--- start of Raw data ---

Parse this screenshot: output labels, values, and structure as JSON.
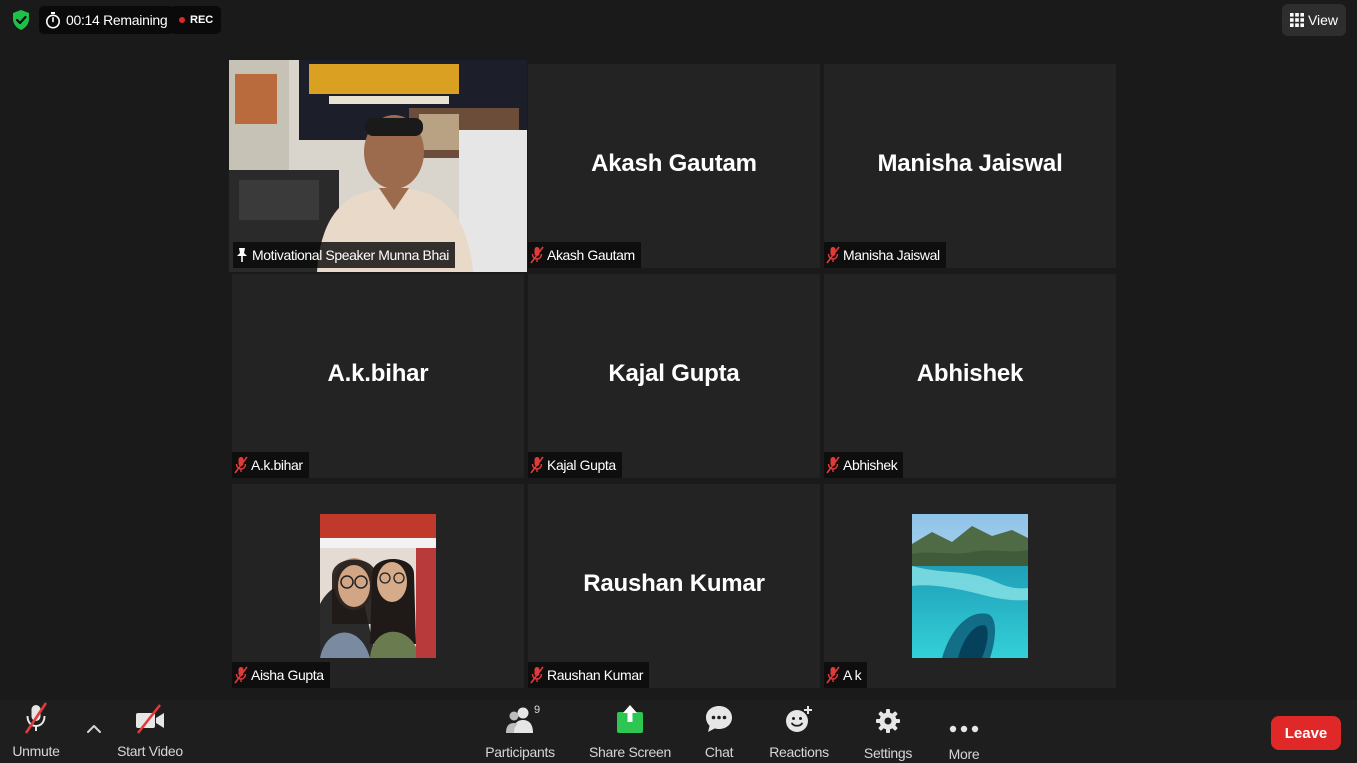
{
  "top_bar": {
    "timer_text": "00:14 Remaining",
    "rec_text": "REC",
    "view_label": "View",
    "shield_color": "#1fbf4a",
    "rec_color": "#e02828"
  },
  "participants": [
    {
      "name": "Motivational Speaker Munna Bhai",
      "display_name": "",
      "type": "video",
      "pinned": true,
      "active_speaker": true
    },
    {
      "name": "Akash Gautam",
      "display_name": "Akash Gautam",
      "type": "name",
      "muted": true
    },
    {
      "name": "Manisha Jaiswal",
      "display_name": "Manisha Jaiswal",
      "type": "name",
      "muted": true
    },
    {
      "name": "A.k.bihar",
      "display_name": "A.k.bihar",
      "type": "name",
      "muted": true
    },
    {
      "name": "Kajal Gupta",
      "display_name": "Kajal Gupta",
      "type": "name",
      "muted": true
    },
    {
      "name": "Abhishek",
      "display_name": "Abhishek",
      "type": "name",
      "muted": true
    },
    {
      "name": "Aisha Gupta",
      "display_name": "",
      "type": "avatar",
      "muted": true
    },
    {
      "name": "Raushan Kumar",
      "display_name": "Raushan Kumar",
      "type": "name",
      "muted": true
    },
    {
      "name": "A k",
      "display_name": "",
      "type": "avatar",
      "muted": true
    }
  ],
  "toolbar": {
    "unmute_label": "Unmute",
    "start_video_label": "Start Video",
    "participants_label": "Participants",
    "participants_count": "9",
    "share_screen_label": "Share Screen",
    "chat_label": "Chat",
    "reactions_label": "Reactions",
    "settings_label": "Settings",
    "more_label": "More",
    "leave_label": "Leave",
    "leave_color": "#e02828",
    "share_color": "#2dc653"
  },
  "active_speaker_border_color": "#c6e06a",
  "mute_icon_color": "#e03a3a"
}
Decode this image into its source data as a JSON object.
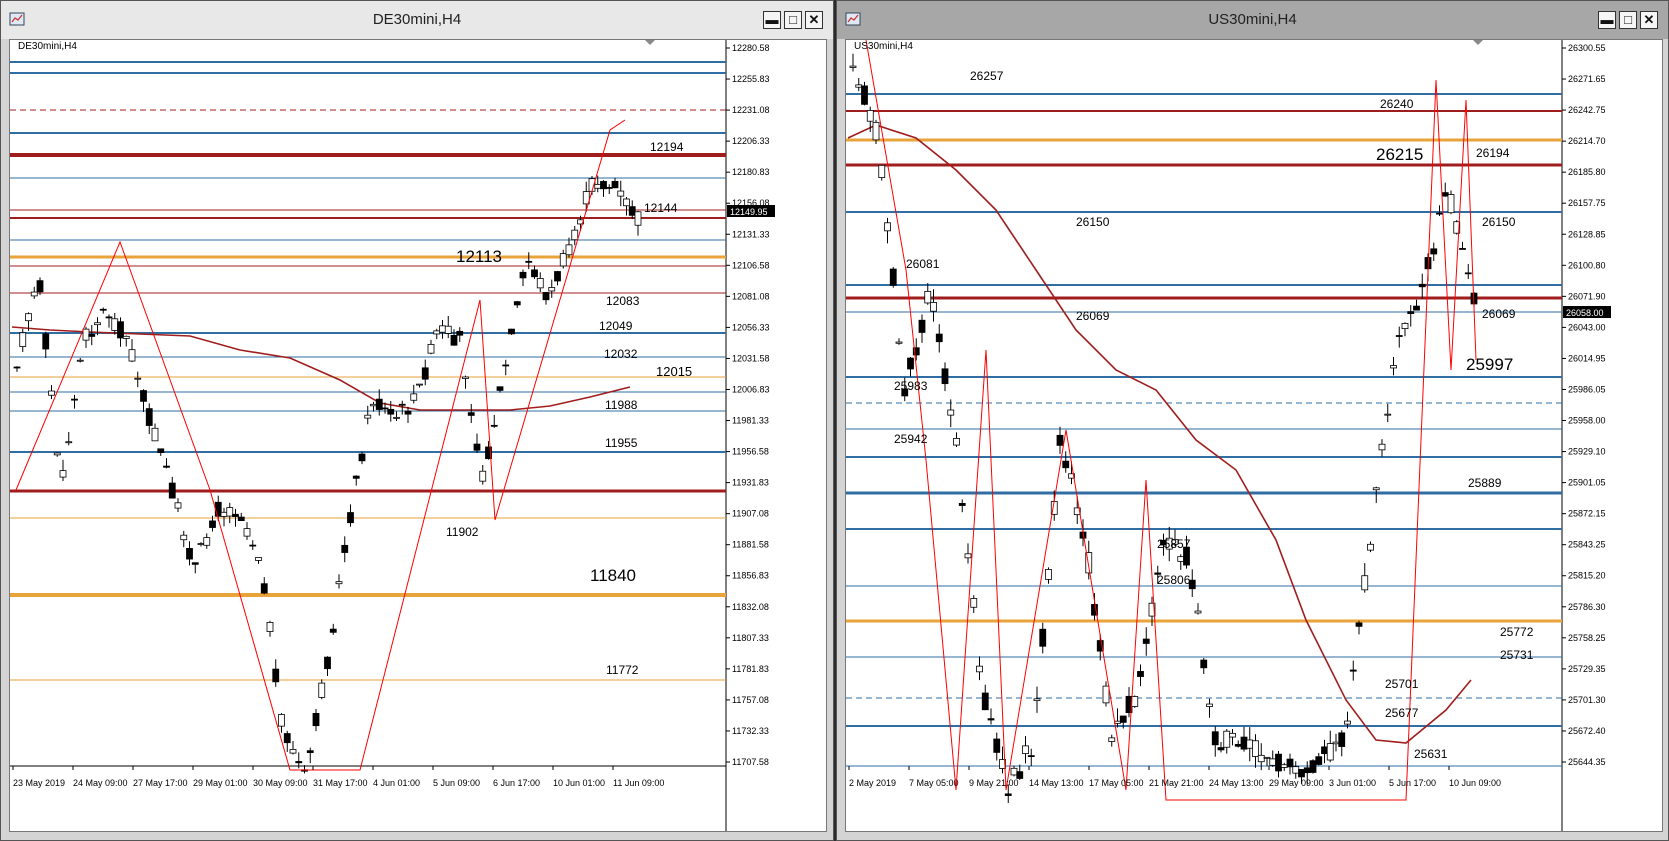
{
  "left_window": {
    "title": "DE30mini,H4",
    "symbol_label": "DE30mini,H4",
    "price_ticks": [
      "12280.58",
      "12255.83",
      "12231.08",
      "12206.33",
      "12180.83",
      "12156.08",
      "12131.33",
      "12106.58",
      "12081.08",
      "12056.33",
      "12031.58",
      "12006.83",
      "11981.33",
      "11956.58",
      "11931.83",
      "11907.08",
      "11881.58",
      "11856.83",
      "11832.08",
      "11807.33",
      "11781.83",
      "11757.08",
      "11732.33",
      "11707.58"
    ],
    "current_price": "12149.95",
    "date_ticks": [
      "23 May 2019",
      "24 May 09:00",
      "27 May 17:00",
      "29 May 01:00",
      "30 May 09:00",
      "31 May 17:00",
      "4 Jun 01:00",
      "5 Jun 09:00",
      "6 Jun 17:00",
      "10 Jun 01:00",
      "11 Jun 09:00"
    ],
    "level_labels": [
      {
        "text": "12194",
        "size": "normal"
      },
      {
        "text": "12144",
        "size": "normal"
      },
      {
        "text": "12113",
        "size": "big"
      },
      {
        "text": "12083",
        "size": "normal"
      },
      {
        "text": "12049",
        "size": "normal"
      },
      {
        "text": "12032",
        "size": "normal"
      },
      {
        "text": "12015",
        "size": "medium"
      },
      {
        "text": "11988",
        "size": "normal"
      },
      {
        "text": "11955",
        "size": "normal"
      },
      {
        "text": "11902",
        "size": "normal"
      },
      {
        "text": "11840",
        "size": "big"
      },
      {
        "text": "11772",
        "size": "normal"
      }
    ]
  },
  "right_window": {
    "title": "US30mini,H4",
    "symbol_label": "US30mini,H4",
    "price_ticks": [
      "26300.55",
      "26271.65",
      "26242.75",
      "26214.70",
      "26185.80",
      "26157.75",
      "26128.85",
      "26100.80",
      "26071.90",
      "26043.00",
      "26014.95",
      "25986.05",
      "25958.00",
      "25929.10",
      "25901.05",
      "25872.15",
      "25843.25",
      "25815.20",
      "25786.30",
      "25758.25",
      "25729.35",
      "25701.30",
      "25672.40",
      "25644.35"
    ],
    "current_price": "26058.00",
    "date_ticks": [
      "2 May 2019",
      "7 May 05:00",
      "9 May 21:00",
      "14 May 13:00",
      "17 May 05:00",
      "21 May 21:00",
      "24 May 13:00",
      "29 May 09:00",
      "3 Jun 01:00",
      "5 Jun 17:00",
      "10 Jun 09:00"
    ],
    "level_labels": [
      {
        "text": "26257",
        "size": "normal"
      },
      {
        "text": "26240",
        "size": "normal"
      },
      {
        "text": "26215",
        "size": "big"
      },
      {
        "text": "26194",
        "size": "normal"
      },
      {
        "text": "26150",
        "size": "normal"
      },
      {
        "text": "26150",
        "size": "normal"
      },
      {
        "text": "26081",
        "size": "normal"
      },
      {
        "text": "26069",
        "size": "normal"
      },
      {
        "text": "26069",
        "size": "normal"
      },
      {
        "text": "25997",
        "size": "big"
      },
      {
        "text": "25983",
        "size": "normal"
      },
      {
        "text": "25942",
        "size": "normal"
      },
      {
        "text": "25889",
        "size": "normal"
      },
      {
        "text": "25857",
        "size": "normal"
      },
      {
        "text": "25806",
        "size": "normal"
      },
      {
        "text": "25772",
        "size": "normal"
      },
      {
        "text": "25731",
        "size": "normal"
      },
      {
        "text": "25701",
        "size": "normal"
      },
      {
        "text": "25677",
        "size": "normal"
      },
      {
        "text": "25631",
        "size": "normal"
      }
    ]
  },
  "colors": {
    "bull": "#ffffff",
    "bear": "#000000",
    "blue_level": "#2f6da3",
    "red_level": "#a01d1d",
    "orange_level": "#e8a33a",
    "zigzag": "#ff0000",
    "ma": "#a01d1d",
    "green_level": "#2e8b3e"
  }
}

--- end of Raw data ---

- **What to do**: Take the records above and transcribe them exactly, dropping every picture.

- **Written answer**:
Parse this screenshot: output labels, values, and structure as JSON.
{
  "top_bar": {
    "timer_text": "00:14 Remaining",
    "rec_text": "REC",
    "view_label": "View",
    "shield_color": "#1fbf4a",
    "rec_color": "#e02828"
  },
  "participants": [
    {
      "name": "Motivational Speaker Munna Bhai",
      "display_name": "",
      "type": "video",
      "pinned": true,
      "active_speaker": true
    },
    {
      "name": "Akash Gautam",
      "display_name": "Akash Gautam",
      "type": "name",
      "muted": true
    },
    {
      "name": "Manisha Jaiswal",
      "display_name": "Manisha Jaiswal",
      "type": "name",
      "muted": true
    },
    {
      "name": "A.k.bihar",
      "display_name": "A.k.bihar",
      "type": "name",
      "muted": true
    },
    {
      "name": "Kajal Gupta",
      "display_name": "Kajal Gupta",
      "type": "name",
      "muted": true
    },
    {
      "name": "Abhishek",
      "display_name": "Abhishek",
      "type": "name",
      "muted": true
    },
    {
      "name": "Aisha Gupta",
      "display_name": "",
      "type": "avatar",
      "muted": true
    },
    {
      "name": "Raushan Kumar",
      "display_name": "Raushan Kumar",
      "type": "name",
      "muted": true
    },
    {
      "name": "A k",
      "display_name": "",
      "type": "avatar",
      "muted": true
    }
  ],
  "toolbar": {
    "unmute_label": "Unmute",
    "start_video_label": "Start Video",
    "participants_label": "Participants",
    "participants_count": "9",
    "share_screen_label": "Share Screen",
    "chat_label": "Chat",
    "reactions_label": "Reactions",
    "settings_label": "Settings",
    "more_label": "More",
    "leave_label": "Leave",
    "leave_color": "#e02828",
    "share_color": "#2dc653"
  },
  "active_speaker_border_color": "#c6e06a",
  "mute_icon_color": "#e03a3a"
}
Decode this image into its source data as a JSON object.
{
  "left_window": {
    "title": "DE30mini,H4",
    "symbol_label": "DE30mini,H4",
    "price_ticks": [
      "12280.58",
      "12255.83",
      "12231.08",
      "12206.33",
      "12180.83",
      "12156.08",
      "12131.33",
      "12106.58",
      "12081.08",
      "12056.33",
      "12031.58",
      "12006.83",
      "11981.33",
      "11956.58",
      "11931.83",
      "11907.08",
      "11881.58",
      "11856.83",
      "11832.08",
      "11807.33",
      "11781.83",
      "11757.08",
      "11732.33",
      "11707.58"
    ],
    "current_price": "12149.95",
    "date_ticks": [
      "23 May 2019",
      "24 May 09:00",
      "27 May 17:00",
      "29 May 01:00",
      "30 May 09:00",
      "31 May 17:00",
      "4 Jun 01:00",
      "5 Jun 09:00",
      "6 Jun 17:00",
      "10 Jun 01:00",
      "11 Jun 09:00"
    ],
    "level_labels": [
      {
        "text": "12194",
        "size": "normal"
      },
      {
        "text": "12144",
        "size": "normal"
      },
      {
        "text": "12113",
        "size": "big"
      },
      {
        "text": "12083",
        "size": "normal"
      },
      {
        "text": "12049",
        "size": "normal"
      },
      {
        "text": "12032",
        "size": "normal"
      },
      {
        "text": "12015",
        "size": "medium"
      },
      {
        "text": "11988",
        "size": "normal"
      },
      {
        "text": "11955",
        "size": "normal"
      },
      {
        "text": "11902",
        "size": "normal"
      },
      {
        "text": "11840",
        "size": "big"
      },
      {
        "text": "11772",
        "size": "normal"
      }
    ]
  },
  "right_window": {
    "title": "US30mini,H4",
    "symbol_label": "US30mini,H4",
    "price_ticks": [
      "26300.55",
      "26271.65",
      "26242.75",
      "26214.70",
      "26185.80",
      "26157.75",
      "26128.85",
      "26100.80",
      "26071.90",
      "26043.00",
      "26014.95",
      "25986.05",
      "25958.00",
      "25929.10",
      "25901.05",
      "25872.15",
      "25843.25",
      "25815.20",
      "25786.30",
      "25758.25",
      "25729.35",
      "25701.30",
      "25672.40",
      "25644.35"
    ],
    "current_price": "26058.00",
    "date_ticks": [
      "2 May 2019",
      "7 May 05:00",
      "9 May 21:00",
      "14 May 13:00",
      "17 May 05:00",
      "21 May 21:00",
      "24 May 13:00",
      "29 May 09:00",
      "3 Jun 01:00",
      "5 Jun 17:00",
      "10 Jun 09:00"
    ],
    "level_labels": [
      {
        "text": "26257",
        "size": "normal"
      },
      {
        "text": "26240",
        "size": "normal"
      },
      {
        "text": "26215",
        "size": "big"
      },
      {
        "text": "26194",
        "size": "normal"
      },
      {
        "text": "26150",
        "size": "normal"
      },
      {
        "text": "26150",
        "size": "normal"
      },
      {
        "text": "26081",
        "size": "normal"
      },
      {
        "text": "26069",
        "size": "normal"
      },
      {
        "text": "26069",
        "size": "normal"
      },
      {
        "text": "25997",
        "size": "big"
      },
      {
        "text": "25983",
        "size": "normal"
      },
      {
        "text": "25942",
        "size": "normal"
      },
      {
        "text": "25889",
        "size": "normal"
      },
      {
        "text": "25857",
        "size": "normal"
      },
      {
        "text": "25806",
        "size": "normal"
      },
      {
        "text": "25772",
        "size": "normal"
      },
      {
        "text": "25731",
        "size": "normal"
      },
      {
        "text": "25701",
        "size": "normal"
      },
      {
        "text": "25677",
        "size": "normal"
      },
      {
        "text": "25631",
        "size": "normal"
      }
    ]
  },
  "colors": {
    "bull": "#ffffff",
    "bear": "#000000",
    "blue_level": "#2f6da3",
    "red_level": "#a01d1d",
    "orange_level": "#e8a33a",
    "zigzag": "#ff0000",
    "ma": "#a01d1d",
    "green_level": "#2e8b3e"
  }
}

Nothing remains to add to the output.